### Task description
Copy out each line in the material below that has the word "evaluated".

- - -

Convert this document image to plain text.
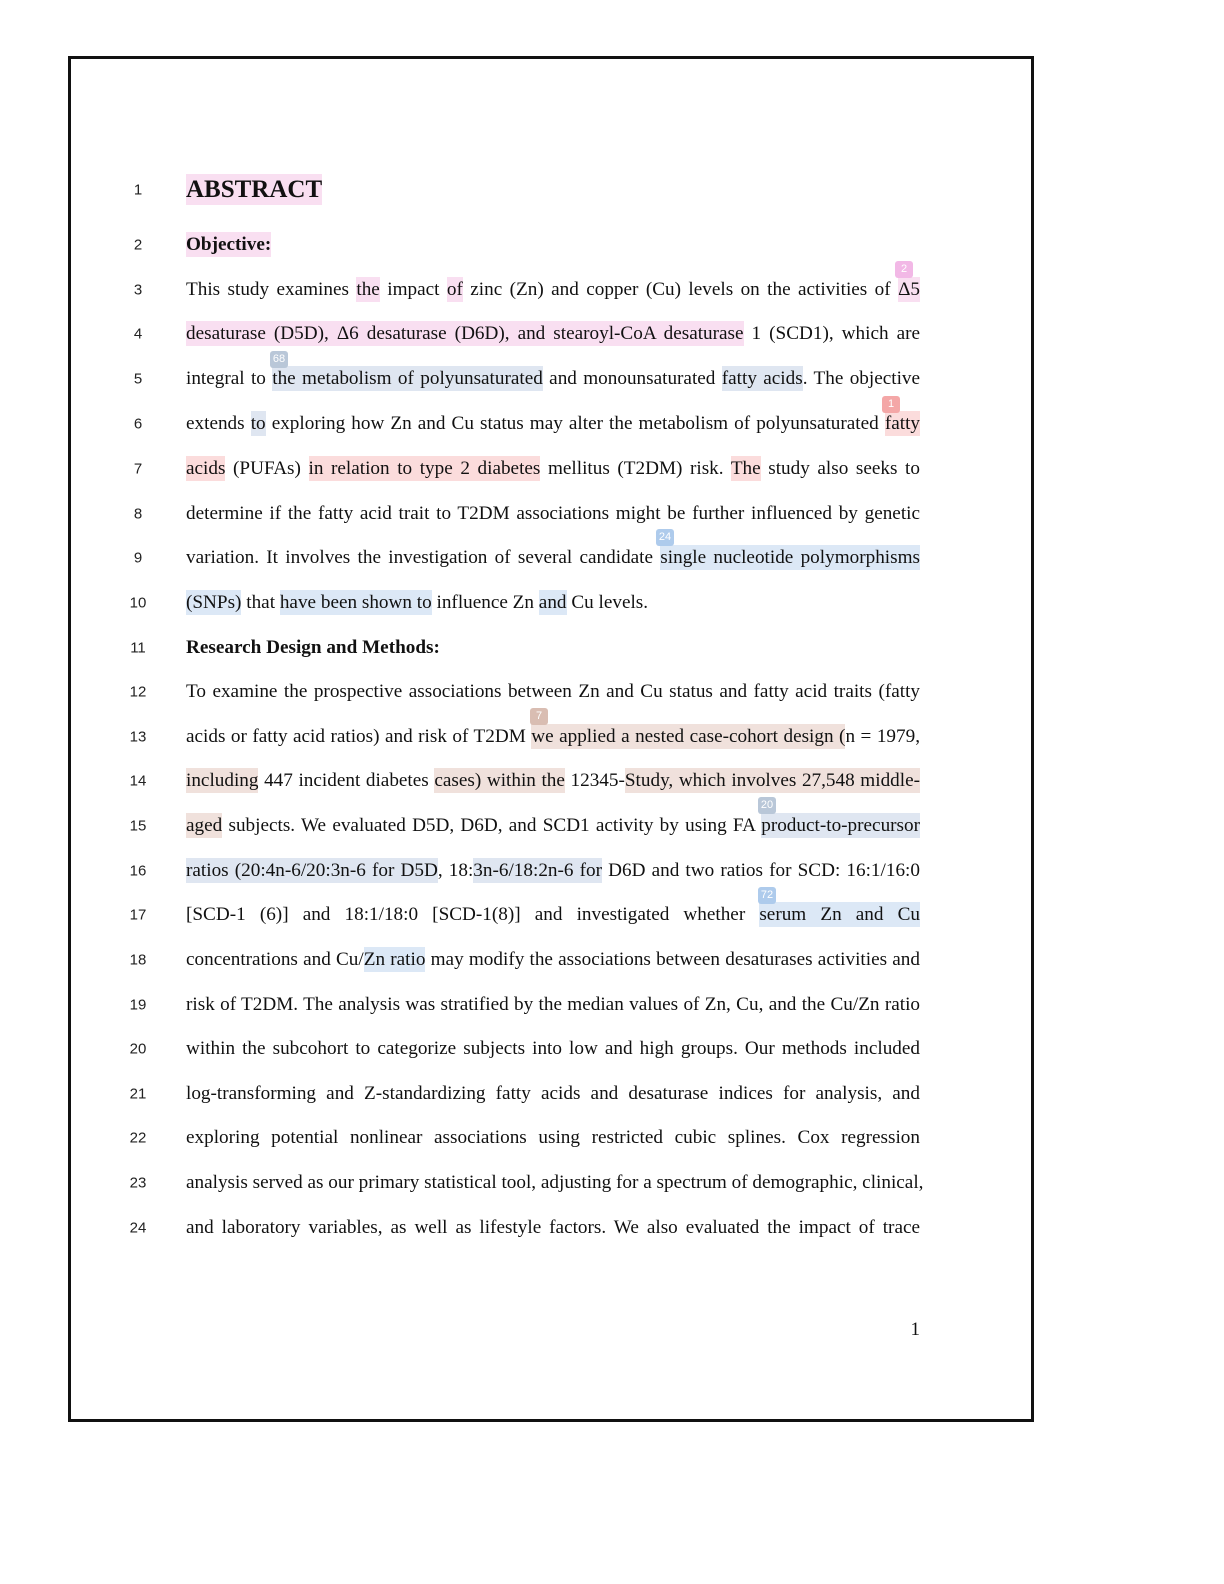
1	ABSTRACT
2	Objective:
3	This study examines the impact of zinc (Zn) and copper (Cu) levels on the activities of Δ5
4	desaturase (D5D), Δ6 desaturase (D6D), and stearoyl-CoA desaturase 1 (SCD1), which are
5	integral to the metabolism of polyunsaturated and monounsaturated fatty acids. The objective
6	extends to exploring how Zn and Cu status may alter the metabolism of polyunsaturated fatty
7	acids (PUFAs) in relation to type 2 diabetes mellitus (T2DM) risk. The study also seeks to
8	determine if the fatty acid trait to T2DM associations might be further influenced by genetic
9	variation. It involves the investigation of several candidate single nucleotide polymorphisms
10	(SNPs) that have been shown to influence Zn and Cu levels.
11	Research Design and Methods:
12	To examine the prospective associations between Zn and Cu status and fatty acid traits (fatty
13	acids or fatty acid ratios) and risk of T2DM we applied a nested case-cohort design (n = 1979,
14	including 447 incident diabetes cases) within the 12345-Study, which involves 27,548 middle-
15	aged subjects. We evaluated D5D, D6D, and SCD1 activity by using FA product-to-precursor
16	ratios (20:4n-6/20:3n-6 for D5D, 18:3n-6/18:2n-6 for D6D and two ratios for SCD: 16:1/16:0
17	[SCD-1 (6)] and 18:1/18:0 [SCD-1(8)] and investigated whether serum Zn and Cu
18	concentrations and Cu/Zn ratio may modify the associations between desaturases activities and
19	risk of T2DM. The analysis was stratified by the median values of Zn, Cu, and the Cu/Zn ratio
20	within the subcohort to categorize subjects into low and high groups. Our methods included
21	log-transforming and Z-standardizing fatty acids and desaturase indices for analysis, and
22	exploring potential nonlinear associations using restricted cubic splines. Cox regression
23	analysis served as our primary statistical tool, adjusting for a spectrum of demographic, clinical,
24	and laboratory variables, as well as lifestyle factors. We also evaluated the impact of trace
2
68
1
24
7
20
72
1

- - -

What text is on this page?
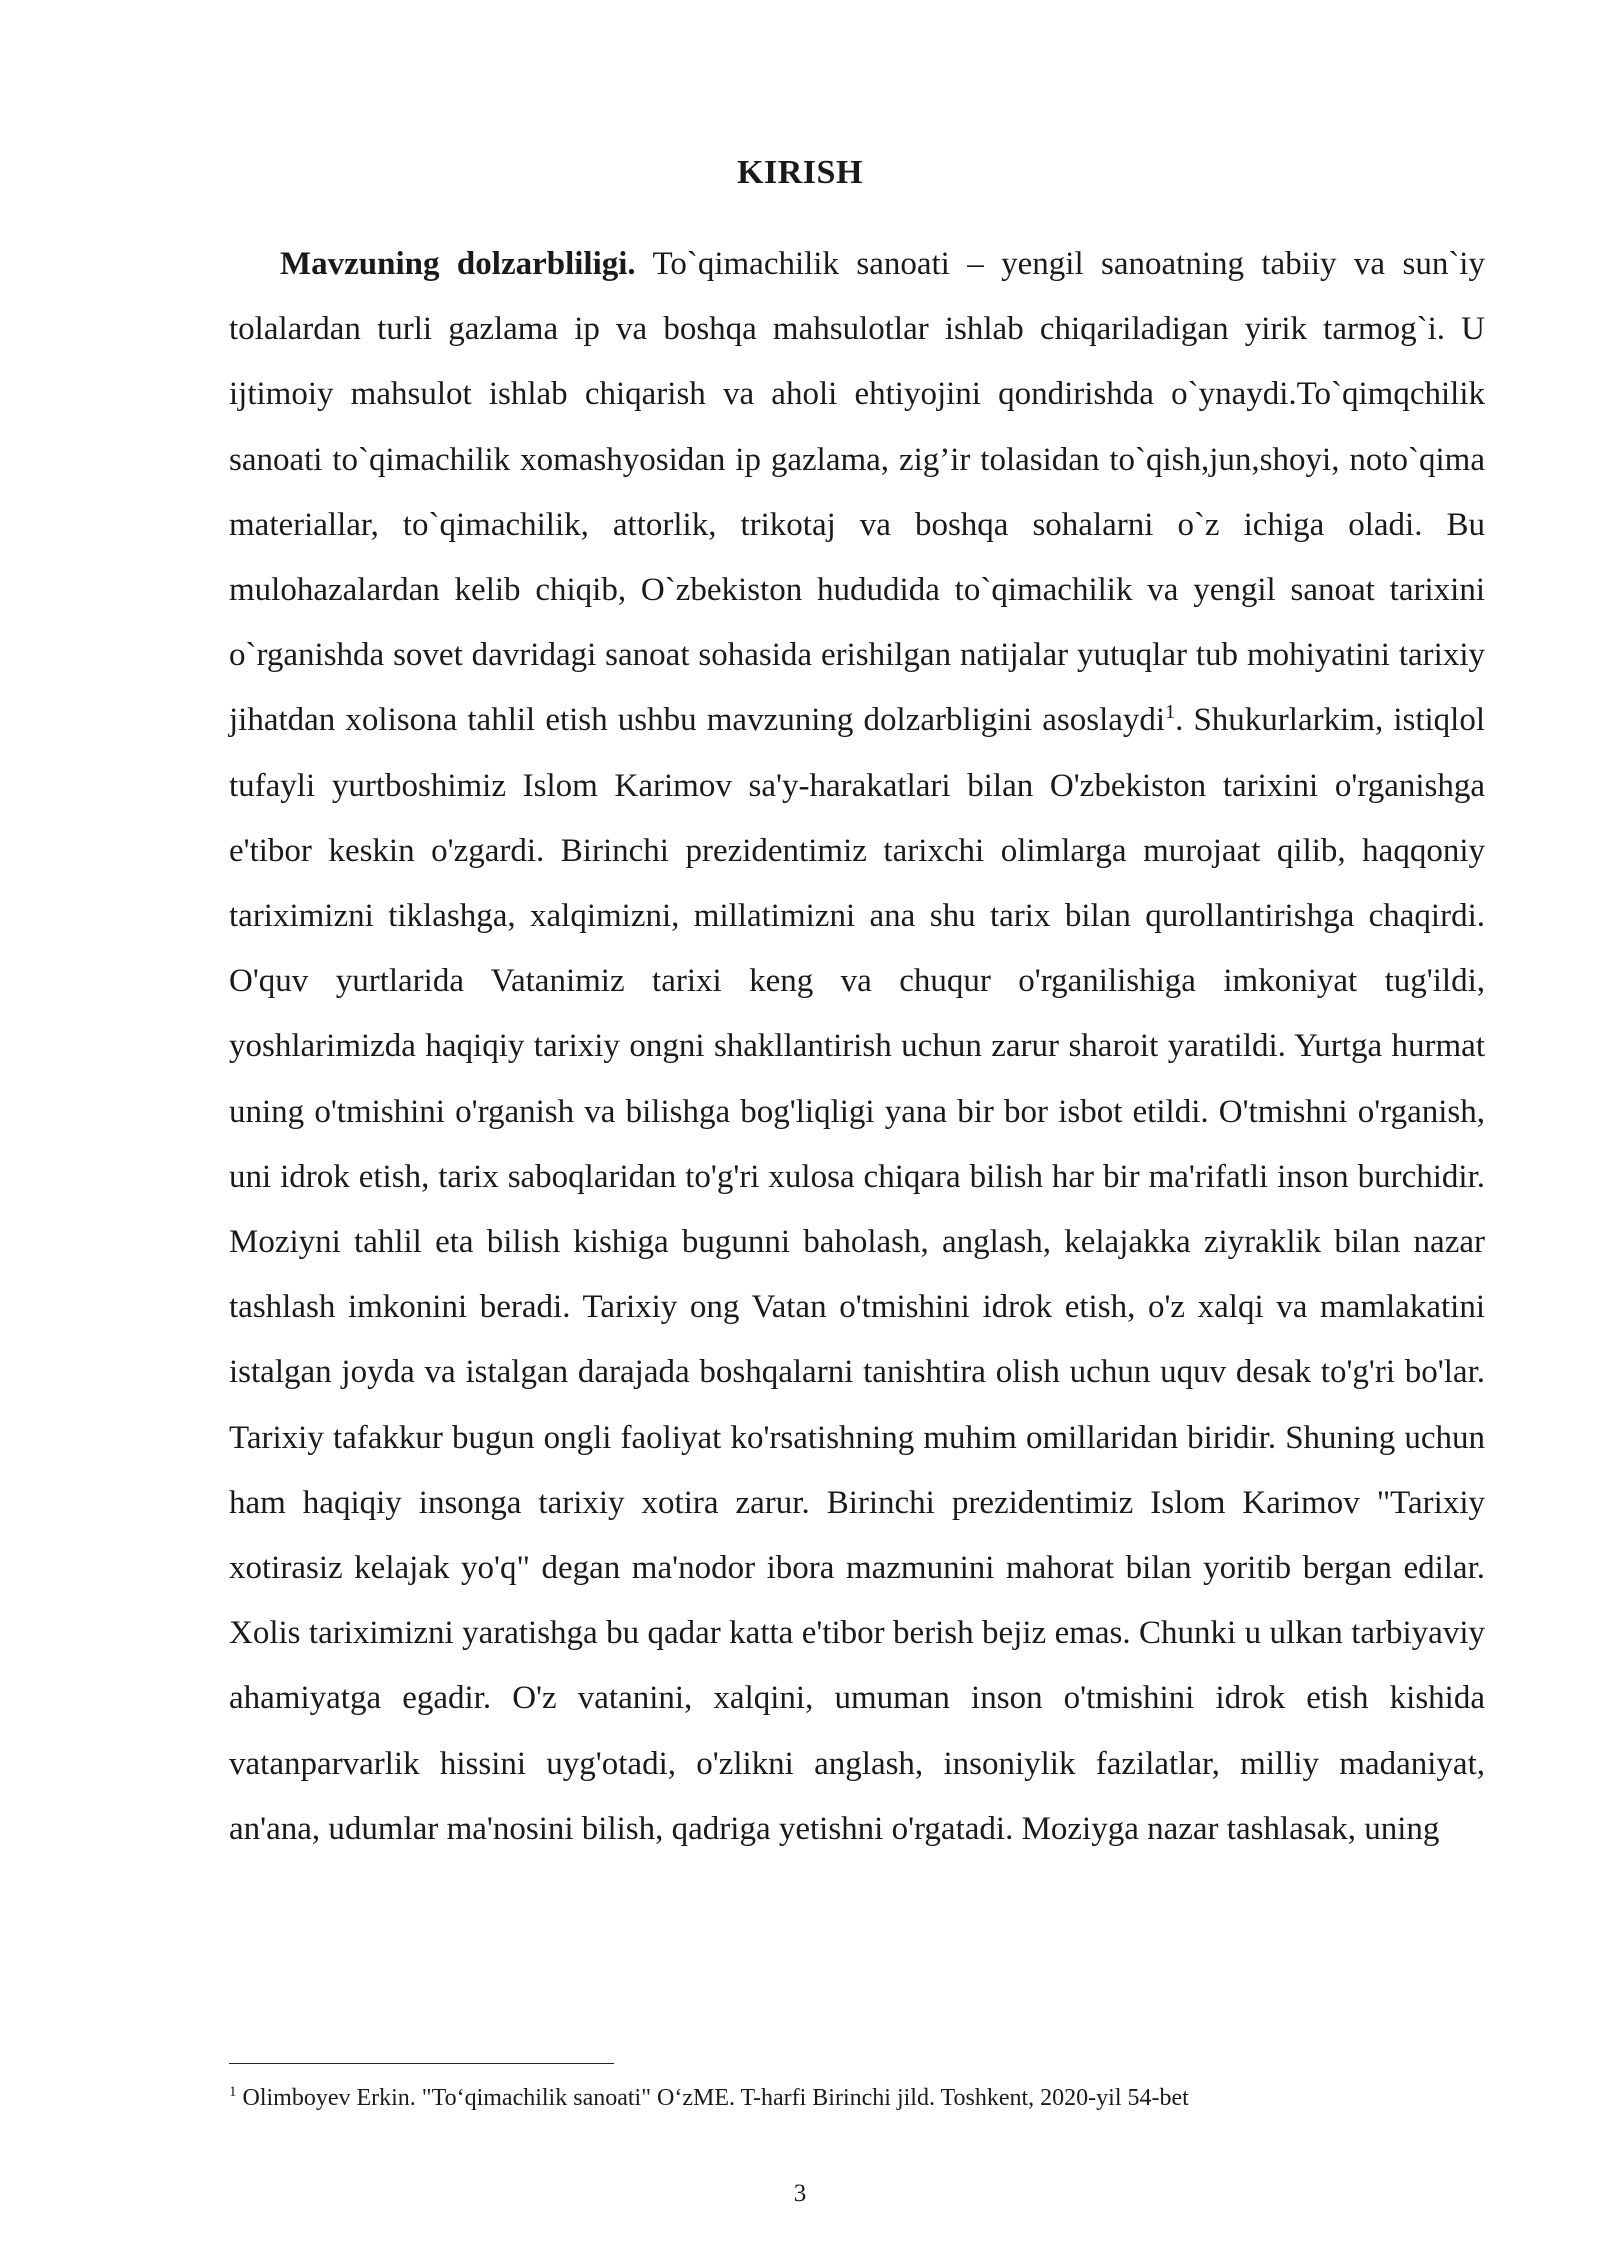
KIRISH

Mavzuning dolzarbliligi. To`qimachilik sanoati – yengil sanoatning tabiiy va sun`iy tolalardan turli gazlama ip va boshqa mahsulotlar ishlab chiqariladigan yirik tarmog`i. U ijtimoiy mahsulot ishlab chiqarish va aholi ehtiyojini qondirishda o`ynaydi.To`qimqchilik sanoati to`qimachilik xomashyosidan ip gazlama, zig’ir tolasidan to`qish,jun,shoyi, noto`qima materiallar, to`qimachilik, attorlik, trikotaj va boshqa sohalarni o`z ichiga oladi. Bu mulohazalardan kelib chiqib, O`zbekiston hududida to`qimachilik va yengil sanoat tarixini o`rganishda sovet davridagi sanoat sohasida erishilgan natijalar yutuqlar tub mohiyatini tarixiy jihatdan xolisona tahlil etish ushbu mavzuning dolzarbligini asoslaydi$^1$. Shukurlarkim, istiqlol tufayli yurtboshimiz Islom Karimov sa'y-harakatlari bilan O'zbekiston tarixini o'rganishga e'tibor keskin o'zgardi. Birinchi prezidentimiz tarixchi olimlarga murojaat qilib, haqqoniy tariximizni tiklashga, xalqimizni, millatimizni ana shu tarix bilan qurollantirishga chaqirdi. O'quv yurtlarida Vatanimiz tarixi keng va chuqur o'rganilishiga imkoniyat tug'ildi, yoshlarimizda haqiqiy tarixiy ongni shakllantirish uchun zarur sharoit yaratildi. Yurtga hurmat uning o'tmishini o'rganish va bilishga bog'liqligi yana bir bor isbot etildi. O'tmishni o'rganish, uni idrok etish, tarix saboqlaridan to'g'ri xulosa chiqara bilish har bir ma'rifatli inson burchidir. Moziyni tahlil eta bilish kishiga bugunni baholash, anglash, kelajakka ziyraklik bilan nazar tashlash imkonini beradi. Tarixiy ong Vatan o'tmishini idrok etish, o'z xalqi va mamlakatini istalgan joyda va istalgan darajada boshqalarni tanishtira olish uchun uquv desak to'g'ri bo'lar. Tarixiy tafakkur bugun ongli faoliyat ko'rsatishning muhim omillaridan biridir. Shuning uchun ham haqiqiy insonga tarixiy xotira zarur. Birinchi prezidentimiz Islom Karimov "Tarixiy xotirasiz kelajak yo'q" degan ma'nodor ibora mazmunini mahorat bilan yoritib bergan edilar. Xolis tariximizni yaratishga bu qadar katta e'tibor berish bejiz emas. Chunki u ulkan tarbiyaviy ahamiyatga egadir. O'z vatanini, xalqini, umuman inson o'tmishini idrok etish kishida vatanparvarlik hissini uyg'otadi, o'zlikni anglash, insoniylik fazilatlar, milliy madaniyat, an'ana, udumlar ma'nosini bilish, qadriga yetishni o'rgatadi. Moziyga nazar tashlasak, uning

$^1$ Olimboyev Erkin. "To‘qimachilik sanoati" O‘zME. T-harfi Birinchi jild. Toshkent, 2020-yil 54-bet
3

- - -

### Output of the exercise
15	aged subjects. We evaluated D5D, D6D, and SCD1 activity by using FA product-to-precursor
24	and laboratory variables, as well as lifestyle factors. We also evaluated the impact of trace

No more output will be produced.